Supplied data —

•••••

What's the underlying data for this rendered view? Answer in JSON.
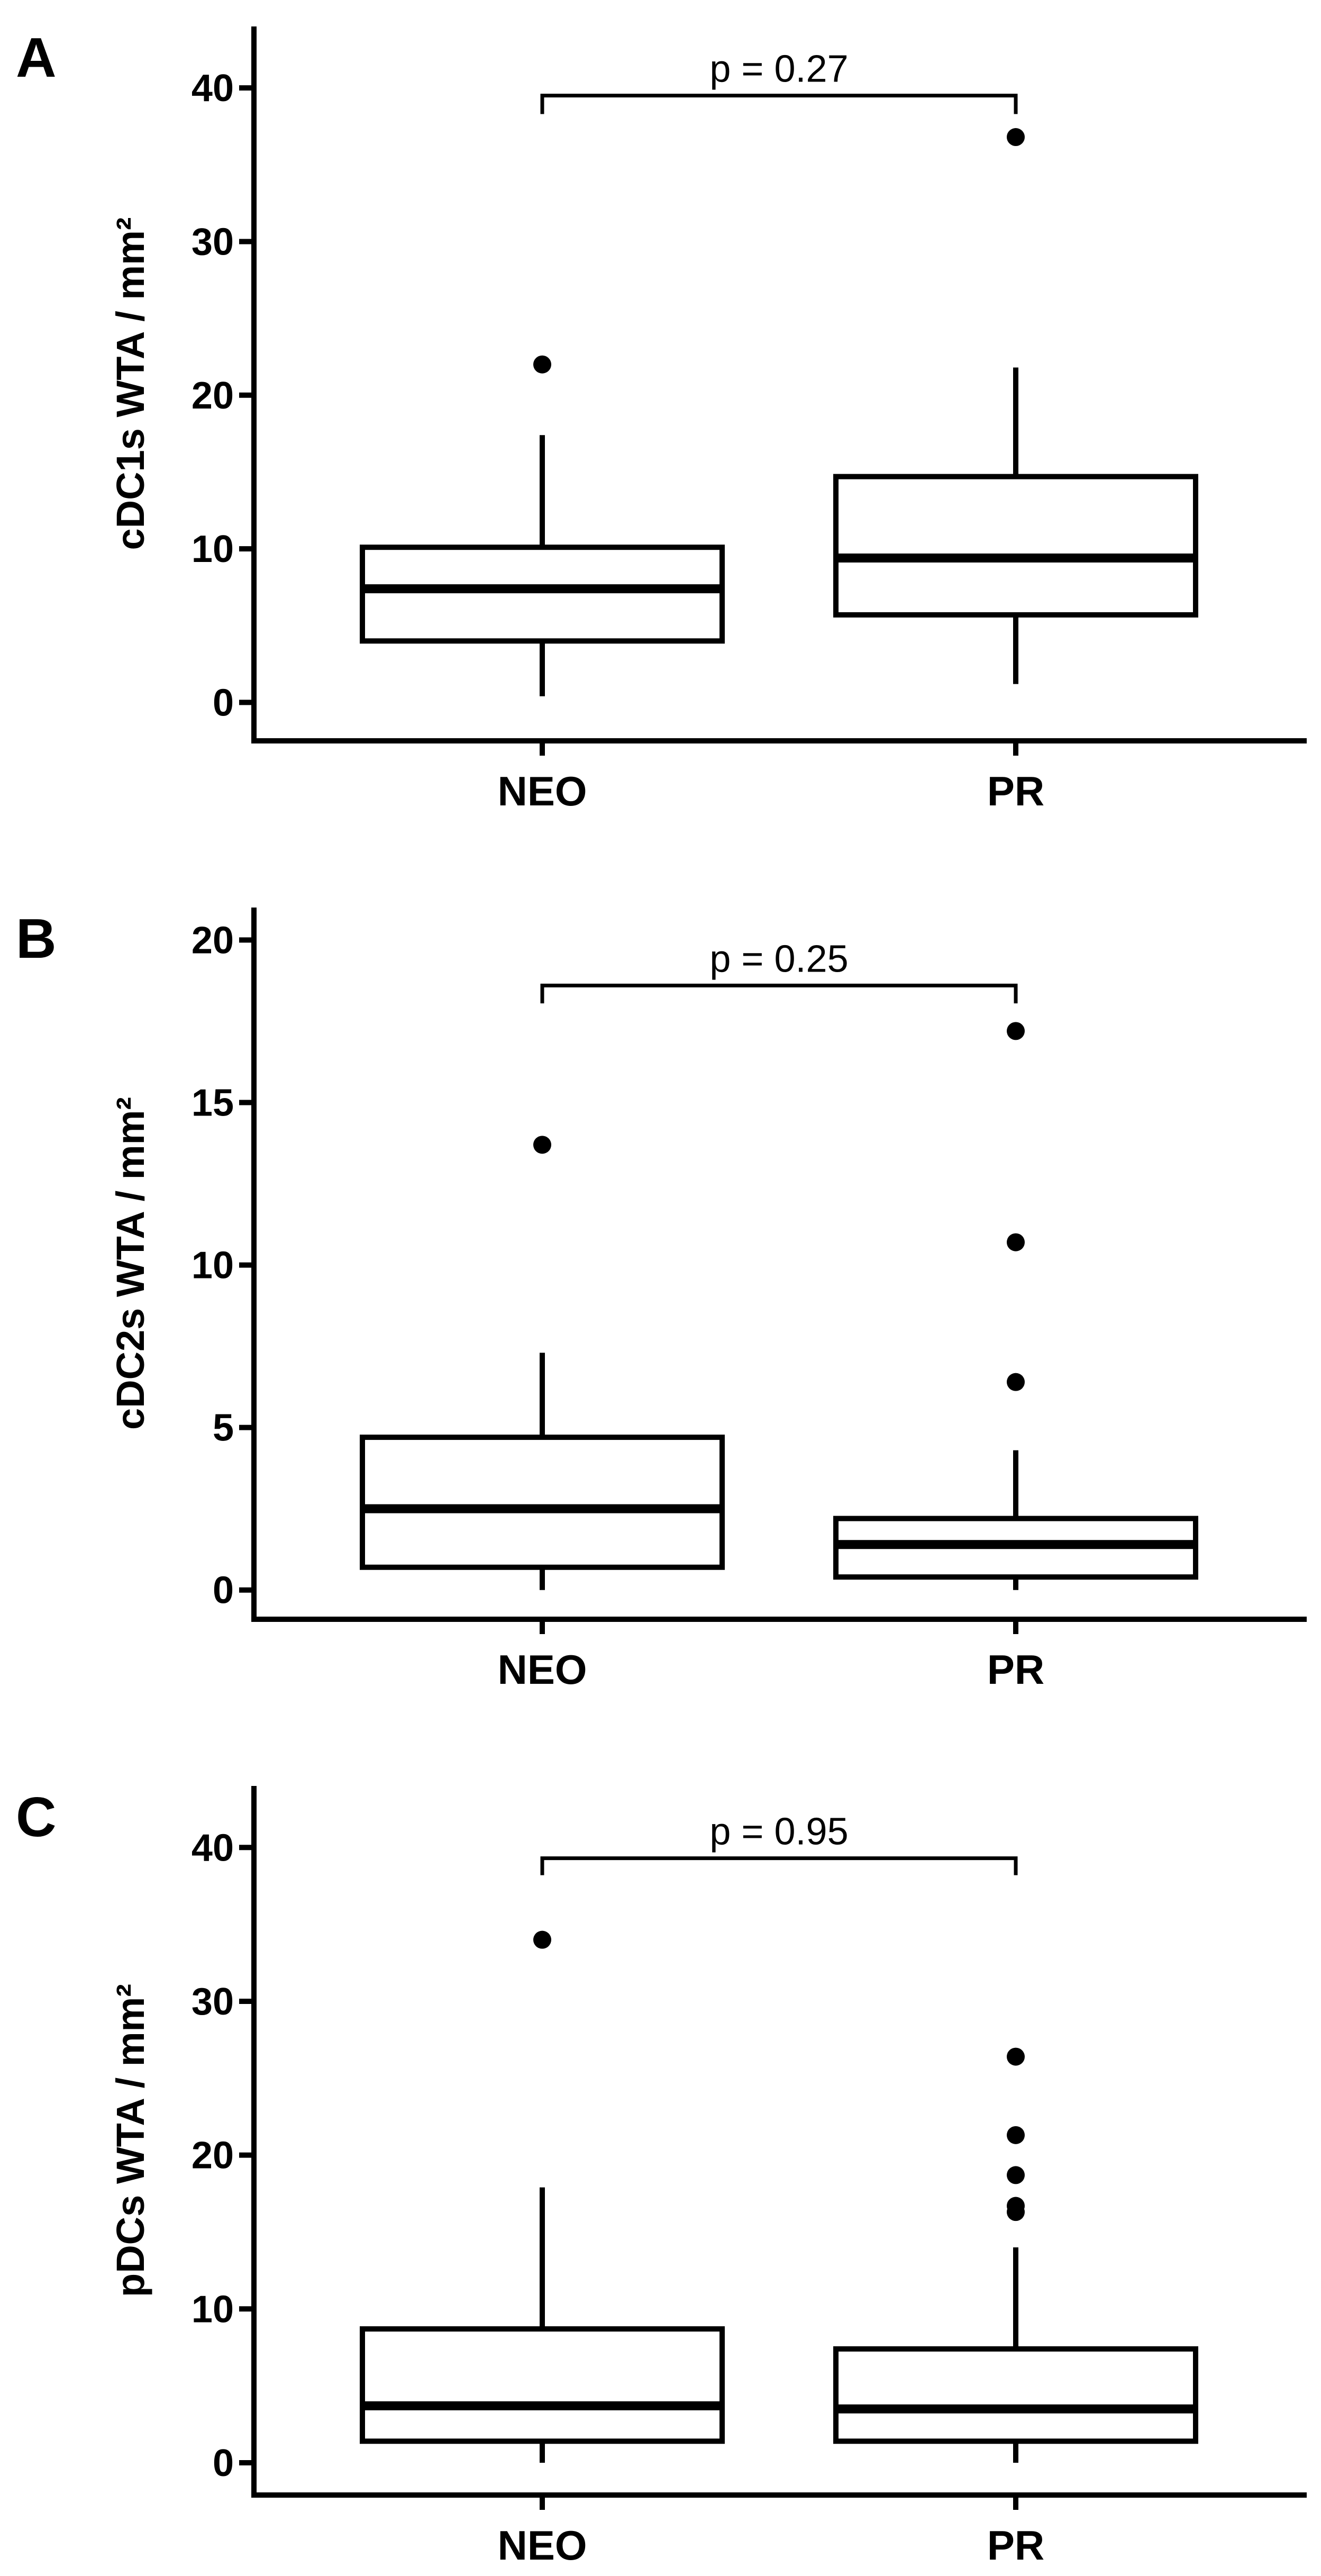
{
  "chart_data": [
    {
      "type": "boxplot",
      "panel_label": "A",
      "ylabel": "cDC1s WTA / mm²",
      "ylim": [
        -2.5,
        44
      ],
      "yticks": [
        0,
        10,
        20,
        30,
        40
      ],
      "ytick_labels": [
        "0",
        "10",
        "20",
        "30",
        "40"
      ],
      "categories": [
        "NEO",
        "PR"
      ],
      "boxes": [
        {
          "category": "NEO",
          "whisker_low": 0.4,
          "q1": 4.0,
          "median": 7.4,
          "q3": 10.1,
          "whisker_high": 17.4,
          "outliers": [
            22.0
          ]
        },
        {
          "category": "PR",
          "whisker_low": 1.2,
          "q1": 5.7,
          "median": 9.4,
          "q3": 14.7,
          "whisker_high": 21.8,
          "outliers": [
            36.8
          ]
        }
      ],
      "comparison": {
        "label": "p = 0.27",
        "bracket_y": 39.5,
        "bracket_drop": 1.2
      }
    },
    {
      "type": "boxplot",
      "panel_label": "B",
      "ylabel": "cDC2s WTA / mm²",
      "ylim": [
        -0.9,
        21
      ],
      "yticks": [
        0,
        5,
        10,
        15,
        20
      ],
      "ytick_labels": [
        "0",
        "5",
        "10",
        "15",
        "20"
      ],
      "categories": [
        "NEO",
        "PR"
      ],
      "boxes": [
        {
          "category": "NEO",
          "whisker_low": 0.0,
          "q1": 0.7,
          "median": 2.5,
          "q3": 4.7,
          "whisker_high": 7.3,
          "outliers": [
            13.7
          ]
        },
        {
          "category": "PR",
          "whisker_low": 0.0,
          "q1": 0.4,
          "median": 1.4,
          "q3": 2.2,
          "whisker_high": 4.3,
          "outliers": [
            6.4,
            10.7,
            17.2
          ]
        }
      ],
      "comparison": {
        "label": "p = 0.25",
        "bracket_y": 18.6,
        "bracket_drop": 0.55
      }
    },
    {
      "type": "boxplot",
      "panel_label": "C",
      "ylabel": "pDCs WTA / mm²",
      "ylim": [
        -2.1,
        44
      ],
      "yticks": [
        0,
        10,
        20,
        30,
        40
      ],
      "ytick_labels": [
        "0",
        "10",
        "20",
        "30",
        "40"
      ],
      "categories": [
        "NEO",
        "PR"
      ],
      "boxes": [
        {
          "category": "NEO",
          "whisker_low": 0.0,
          "q1": 1.4,
          "median": 3.7,
          "q3": 8.7,
          "whisker_high": 17.9,
          "outliers": [
            34.0
          ]
        },
        {
          "category": "PR",
          "whisker_low": 0.0,
          "q1": 1.4,
          "median": 3.5,
          "q3": 7.4,
          "whisker_high": 14.0,
          "outliers": [
            16.3,
            16.7,
            18.7,
            21.3,
            26.4
          ]
        }
      ],
      "comparison": {
        "label": "p = 0.95",
        "bracket_y": 39.3,
        "bracket_drop": 1.1
      }
    }
  ]
}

•••••

What is being asked —
Restate the whole listing above exactly, except for its images.

The response —
What's the underlying data for this rendered view? Answer in JSON.
{
  "chart_data": [
    {
      "type": "boxplot",
      "panel_label": "A",
      "ylabel": "cDC1s WTA / mm²",
      "ylim": [
        -2.5,
        44
      ],
      "yticks": [
        0,
        10,
        20,
        30,
        40
      ],
      "ytick_labels": [
        "0",
        "10",
        "20",
        "30",
        "40"
      ],
      "categories": [
        "NEO",
        "PR"
      ],
      "boxes": [
        {
          "category": "NEO",
          "whisker_low": 0.4,
          "q1": 4.0,
          "median": 7.4,
          "q3": 10.1,
          "whisker_high": 17.4,
          "outliers": [
            22.0
          ]
        },
        {
          "category": "PR",
          "whisker_low": 1.2,
          "q1": 5.7,
          "median": 9.4,
          "q3": 14.7,
          "whisker_high": 21.8,
          "outliers": [
            36.8
          ]
        }
      ],
      "comparison": {
        "label": "p = 0.27",
        "bracket_y": 39.5,
        "bracket_drop": 1.2
      }
    },
    {
      "type": "boxplot",
      "panel_label": "B",
      "ylabel": "cDC2s WTA / mm²",
      "ylim": [
        -0.9,
        21
      ],
      "yticks": [
        0,
        5,
        10,
        15,
        20
      ],
      "ytick_labels": [
        "0",
        "5",
        "10",
        "15",
        "20"
      ],
      "categories": [
        "NEO",
        "PR"
      ],
      "boxes": [
        {
          "category": "NEO",
          "whisker_low": 0.0,
          "q1": 0.7,
          "median": 2.5,
          "q3": 4.7,
          "whisker_high": 7.3,
          "outliers": [
            13.7
          ]
        },
        {
          "category": "PR",
          "whisker_low": 0.0,
          "q1": 0.4,
          "median": 1.4,
          "q3": 2.2,
          "whisker_high": 4.3,
          "outliers": [
            6.4,
            10.7,
            17.2
          ]
        }
      ],
      "comparison": {
        "label": "p = 0.25",
        "bracket_y": 18.6,
        "bracket_drop": 0.55
      }
    },
    {
      "type": "boxplot",
      "panel_label": "C",
      "ylabel": "pDCs WTA / mm²",
      "ylim": [
        -2.1,
        44
      ],
      "yticks": [
        0,
        10,
        20,
        30,
        40
      ],
      "ytick_labels": [
        "0",
        "10",
        "20",
        "30",
        "40"
      ],
      "categories": [
        "NEO",
        "PR"
      ],
      "boxes": [
        {
          "category": "NEO",
          "whisker_low": 0.0,
          "q1": 1.4,
          "median": 3.7,
          "q3": 8.7,
          "whisker_high": 17.9,
          "outliers": [
            34.0
          ]
        },
        {
          "category": "PR",
          "whisker_low": 0.0,
          "q1": 1.4,
          "median": 3.5,
          "q3": 7.4,
          "whisker_high": 14.0,
          "outliers": [
            16.3,
            16.7,
            18.7,
            21.3,
            26.4
          ]
        }
      ],
      "comparison": {
        "label": "p = 0.95",
        "bracket_y": 39.3,
        "bracket_drop": 1.1
      }
    }
  ]
}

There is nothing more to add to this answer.